◆ **Request**: Hunt for the word "screenshot" across the entries below, copying each line that holds it.

Source records:
>> BEGIN

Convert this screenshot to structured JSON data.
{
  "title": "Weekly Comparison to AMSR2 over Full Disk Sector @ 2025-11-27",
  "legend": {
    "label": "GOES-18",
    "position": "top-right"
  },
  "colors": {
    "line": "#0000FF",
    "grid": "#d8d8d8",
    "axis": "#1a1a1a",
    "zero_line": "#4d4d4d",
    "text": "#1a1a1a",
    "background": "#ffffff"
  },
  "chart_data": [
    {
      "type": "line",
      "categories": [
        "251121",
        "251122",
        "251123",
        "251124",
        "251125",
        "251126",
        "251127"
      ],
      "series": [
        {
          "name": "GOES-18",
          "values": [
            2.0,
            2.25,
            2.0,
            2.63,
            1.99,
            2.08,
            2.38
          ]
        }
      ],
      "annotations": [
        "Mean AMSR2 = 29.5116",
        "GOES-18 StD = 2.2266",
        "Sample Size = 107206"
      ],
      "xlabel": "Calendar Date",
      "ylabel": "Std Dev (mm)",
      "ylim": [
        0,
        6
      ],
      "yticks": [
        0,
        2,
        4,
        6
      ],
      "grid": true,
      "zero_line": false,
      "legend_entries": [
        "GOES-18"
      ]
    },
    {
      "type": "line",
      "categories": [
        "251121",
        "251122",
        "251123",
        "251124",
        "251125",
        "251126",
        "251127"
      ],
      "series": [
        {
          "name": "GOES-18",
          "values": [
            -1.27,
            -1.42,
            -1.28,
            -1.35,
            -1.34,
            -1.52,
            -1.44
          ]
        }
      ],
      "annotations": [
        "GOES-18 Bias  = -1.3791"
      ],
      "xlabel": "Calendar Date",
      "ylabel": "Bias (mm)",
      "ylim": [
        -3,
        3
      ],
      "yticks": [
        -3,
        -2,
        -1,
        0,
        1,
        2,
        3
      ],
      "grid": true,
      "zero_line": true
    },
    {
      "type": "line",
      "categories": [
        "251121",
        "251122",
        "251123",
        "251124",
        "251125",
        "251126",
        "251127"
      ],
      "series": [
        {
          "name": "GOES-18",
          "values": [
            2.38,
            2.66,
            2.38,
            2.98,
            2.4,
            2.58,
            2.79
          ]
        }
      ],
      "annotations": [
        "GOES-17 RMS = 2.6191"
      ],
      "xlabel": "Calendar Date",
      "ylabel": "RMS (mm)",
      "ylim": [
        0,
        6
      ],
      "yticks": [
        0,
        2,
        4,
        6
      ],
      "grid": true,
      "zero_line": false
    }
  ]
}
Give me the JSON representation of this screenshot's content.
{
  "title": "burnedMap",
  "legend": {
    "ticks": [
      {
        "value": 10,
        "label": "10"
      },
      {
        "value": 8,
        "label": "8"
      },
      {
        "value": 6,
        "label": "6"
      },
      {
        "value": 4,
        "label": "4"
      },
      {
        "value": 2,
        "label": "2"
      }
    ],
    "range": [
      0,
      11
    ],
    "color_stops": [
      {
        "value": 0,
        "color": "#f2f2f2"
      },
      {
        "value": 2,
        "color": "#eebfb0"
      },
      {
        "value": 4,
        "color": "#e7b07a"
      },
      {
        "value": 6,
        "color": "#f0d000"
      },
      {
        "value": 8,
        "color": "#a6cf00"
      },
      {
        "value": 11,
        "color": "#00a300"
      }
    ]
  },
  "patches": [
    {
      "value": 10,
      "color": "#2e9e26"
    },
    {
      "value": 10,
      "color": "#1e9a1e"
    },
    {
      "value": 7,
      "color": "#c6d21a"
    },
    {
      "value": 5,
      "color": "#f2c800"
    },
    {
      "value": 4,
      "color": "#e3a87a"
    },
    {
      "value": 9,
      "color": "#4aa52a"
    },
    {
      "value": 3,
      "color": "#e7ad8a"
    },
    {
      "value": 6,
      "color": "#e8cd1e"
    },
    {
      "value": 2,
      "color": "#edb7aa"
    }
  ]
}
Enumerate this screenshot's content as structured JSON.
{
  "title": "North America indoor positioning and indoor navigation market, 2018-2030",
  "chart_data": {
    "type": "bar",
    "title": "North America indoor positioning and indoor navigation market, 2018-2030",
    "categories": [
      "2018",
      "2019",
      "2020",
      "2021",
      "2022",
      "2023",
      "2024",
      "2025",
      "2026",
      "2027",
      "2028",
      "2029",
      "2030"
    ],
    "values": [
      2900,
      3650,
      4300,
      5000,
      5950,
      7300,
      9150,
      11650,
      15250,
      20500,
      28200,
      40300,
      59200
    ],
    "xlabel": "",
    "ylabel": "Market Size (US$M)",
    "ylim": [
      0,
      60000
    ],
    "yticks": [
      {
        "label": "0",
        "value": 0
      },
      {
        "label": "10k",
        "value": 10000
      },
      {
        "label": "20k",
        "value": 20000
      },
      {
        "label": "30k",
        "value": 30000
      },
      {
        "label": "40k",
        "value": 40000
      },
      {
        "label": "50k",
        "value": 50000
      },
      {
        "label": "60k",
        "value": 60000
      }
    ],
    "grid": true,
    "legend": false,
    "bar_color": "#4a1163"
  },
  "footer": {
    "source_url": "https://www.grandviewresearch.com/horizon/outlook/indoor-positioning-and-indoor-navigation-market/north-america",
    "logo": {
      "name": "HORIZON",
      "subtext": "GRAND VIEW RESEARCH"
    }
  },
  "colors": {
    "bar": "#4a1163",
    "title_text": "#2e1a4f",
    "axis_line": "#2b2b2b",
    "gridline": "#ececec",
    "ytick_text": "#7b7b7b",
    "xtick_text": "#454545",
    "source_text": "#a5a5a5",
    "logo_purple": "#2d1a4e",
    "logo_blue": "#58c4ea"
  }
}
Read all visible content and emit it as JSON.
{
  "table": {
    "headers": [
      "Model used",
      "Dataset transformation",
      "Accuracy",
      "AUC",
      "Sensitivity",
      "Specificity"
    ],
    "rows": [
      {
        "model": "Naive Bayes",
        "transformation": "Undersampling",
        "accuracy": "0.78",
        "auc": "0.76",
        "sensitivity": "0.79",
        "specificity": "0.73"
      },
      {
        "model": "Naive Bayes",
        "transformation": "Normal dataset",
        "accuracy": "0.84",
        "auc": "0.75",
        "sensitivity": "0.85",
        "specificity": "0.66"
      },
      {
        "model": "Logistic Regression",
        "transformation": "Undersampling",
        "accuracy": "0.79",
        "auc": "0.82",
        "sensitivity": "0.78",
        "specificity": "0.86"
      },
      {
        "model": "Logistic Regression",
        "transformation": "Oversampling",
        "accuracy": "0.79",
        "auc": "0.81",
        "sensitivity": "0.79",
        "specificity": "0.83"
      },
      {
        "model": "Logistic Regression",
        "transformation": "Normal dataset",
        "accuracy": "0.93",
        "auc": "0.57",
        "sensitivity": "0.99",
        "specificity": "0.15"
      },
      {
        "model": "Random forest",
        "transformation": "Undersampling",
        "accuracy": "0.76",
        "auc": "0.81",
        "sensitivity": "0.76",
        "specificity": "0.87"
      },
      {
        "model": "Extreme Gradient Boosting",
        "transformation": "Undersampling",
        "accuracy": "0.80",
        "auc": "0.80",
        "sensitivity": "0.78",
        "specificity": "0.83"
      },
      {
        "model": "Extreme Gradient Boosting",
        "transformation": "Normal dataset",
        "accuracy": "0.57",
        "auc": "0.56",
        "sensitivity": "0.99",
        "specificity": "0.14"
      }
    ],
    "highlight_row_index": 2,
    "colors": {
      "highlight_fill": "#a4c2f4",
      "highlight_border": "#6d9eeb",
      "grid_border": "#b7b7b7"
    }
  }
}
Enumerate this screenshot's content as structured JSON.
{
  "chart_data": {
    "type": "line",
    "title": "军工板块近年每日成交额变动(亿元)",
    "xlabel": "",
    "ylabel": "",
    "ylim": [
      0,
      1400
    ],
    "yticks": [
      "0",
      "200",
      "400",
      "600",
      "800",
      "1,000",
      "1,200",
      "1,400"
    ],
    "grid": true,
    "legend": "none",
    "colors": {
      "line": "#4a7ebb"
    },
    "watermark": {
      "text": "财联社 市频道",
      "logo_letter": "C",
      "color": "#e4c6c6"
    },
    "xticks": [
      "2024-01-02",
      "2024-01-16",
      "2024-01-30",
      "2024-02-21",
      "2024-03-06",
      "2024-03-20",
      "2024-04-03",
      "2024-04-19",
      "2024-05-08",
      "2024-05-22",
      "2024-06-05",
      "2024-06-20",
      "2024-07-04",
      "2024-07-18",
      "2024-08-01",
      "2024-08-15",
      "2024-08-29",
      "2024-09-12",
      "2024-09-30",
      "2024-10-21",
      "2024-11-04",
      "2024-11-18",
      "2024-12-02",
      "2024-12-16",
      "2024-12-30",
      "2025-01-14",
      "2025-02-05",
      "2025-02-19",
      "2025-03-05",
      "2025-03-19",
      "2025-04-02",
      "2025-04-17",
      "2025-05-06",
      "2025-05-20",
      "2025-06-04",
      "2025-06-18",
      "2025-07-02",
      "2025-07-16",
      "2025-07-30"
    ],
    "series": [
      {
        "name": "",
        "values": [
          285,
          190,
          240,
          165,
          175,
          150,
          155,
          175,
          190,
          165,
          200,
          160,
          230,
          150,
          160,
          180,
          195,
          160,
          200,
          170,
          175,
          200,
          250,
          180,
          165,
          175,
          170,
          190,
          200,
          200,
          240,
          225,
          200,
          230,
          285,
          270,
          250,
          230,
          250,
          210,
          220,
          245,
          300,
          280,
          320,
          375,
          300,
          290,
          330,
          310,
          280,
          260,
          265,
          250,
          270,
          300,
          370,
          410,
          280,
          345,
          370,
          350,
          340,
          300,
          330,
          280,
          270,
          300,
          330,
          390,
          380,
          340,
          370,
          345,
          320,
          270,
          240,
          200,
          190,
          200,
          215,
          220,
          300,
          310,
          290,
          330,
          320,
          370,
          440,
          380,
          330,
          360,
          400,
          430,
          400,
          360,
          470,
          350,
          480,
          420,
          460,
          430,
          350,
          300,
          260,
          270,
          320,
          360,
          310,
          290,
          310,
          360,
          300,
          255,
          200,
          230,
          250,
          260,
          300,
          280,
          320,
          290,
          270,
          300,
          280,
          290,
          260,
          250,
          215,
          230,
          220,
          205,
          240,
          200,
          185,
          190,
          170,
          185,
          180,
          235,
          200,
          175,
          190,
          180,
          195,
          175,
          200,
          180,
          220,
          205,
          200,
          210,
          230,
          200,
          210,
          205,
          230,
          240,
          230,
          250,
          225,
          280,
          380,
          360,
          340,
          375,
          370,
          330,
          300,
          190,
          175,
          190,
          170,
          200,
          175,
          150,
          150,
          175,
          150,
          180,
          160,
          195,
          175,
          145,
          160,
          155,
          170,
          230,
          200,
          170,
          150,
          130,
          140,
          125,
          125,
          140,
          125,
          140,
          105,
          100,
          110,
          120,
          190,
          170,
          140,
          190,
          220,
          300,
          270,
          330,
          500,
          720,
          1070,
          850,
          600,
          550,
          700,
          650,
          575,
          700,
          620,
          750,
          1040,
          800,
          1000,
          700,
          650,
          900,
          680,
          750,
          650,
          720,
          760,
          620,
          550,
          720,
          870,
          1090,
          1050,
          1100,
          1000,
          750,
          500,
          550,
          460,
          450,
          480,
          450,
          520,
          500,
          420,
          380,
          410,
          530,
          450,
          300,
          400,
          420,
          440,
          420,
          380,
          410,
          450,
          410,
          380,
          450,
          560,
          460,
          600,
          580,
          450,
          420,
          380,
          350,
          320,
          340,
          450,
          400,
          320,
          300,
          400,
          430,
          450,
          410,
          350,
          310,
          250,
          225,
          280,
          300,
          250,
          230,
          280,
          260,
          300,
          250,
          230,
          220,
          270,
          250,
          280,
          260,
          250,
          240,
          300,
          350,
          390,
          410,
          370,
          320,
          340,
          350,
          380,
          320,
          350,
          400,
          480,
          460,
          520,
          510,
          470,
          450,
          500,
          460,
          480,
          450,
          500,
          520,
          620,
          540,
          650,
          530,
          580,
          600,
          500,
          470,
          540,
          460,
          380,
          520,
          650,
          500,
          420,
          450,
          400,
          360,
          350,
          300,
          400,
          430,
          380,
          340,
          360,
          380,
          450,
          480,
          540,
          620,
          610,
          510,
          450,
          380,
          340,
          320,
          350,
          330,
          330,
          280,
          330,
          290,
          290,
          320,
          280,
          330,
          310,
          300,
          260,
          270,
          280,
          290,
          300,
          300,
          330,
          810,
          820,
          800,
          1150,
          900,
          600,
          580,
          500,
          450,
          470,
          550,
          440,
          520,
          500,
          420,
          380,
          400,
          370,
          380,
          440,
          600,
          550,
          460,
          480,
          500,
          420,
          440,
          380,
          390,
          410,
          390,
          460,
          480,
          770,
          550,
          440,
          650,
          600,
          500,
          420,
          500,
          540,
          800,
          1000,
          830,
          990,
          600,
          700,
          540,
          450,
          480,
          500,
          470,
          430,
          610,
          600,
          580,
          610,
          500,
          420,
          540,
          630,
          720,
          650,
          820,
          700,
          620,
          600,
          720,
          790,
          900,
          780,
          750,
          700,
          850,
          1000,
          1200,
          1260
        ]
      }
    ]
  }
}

>> END

◆ **In response**:
Convert this screenshot to structured JSON data.
Give me the JSON representation of this screenshot's content.
Enumerate this screenshot's content as structured JSON.
Enumerate this screenshot's content as structured JSON.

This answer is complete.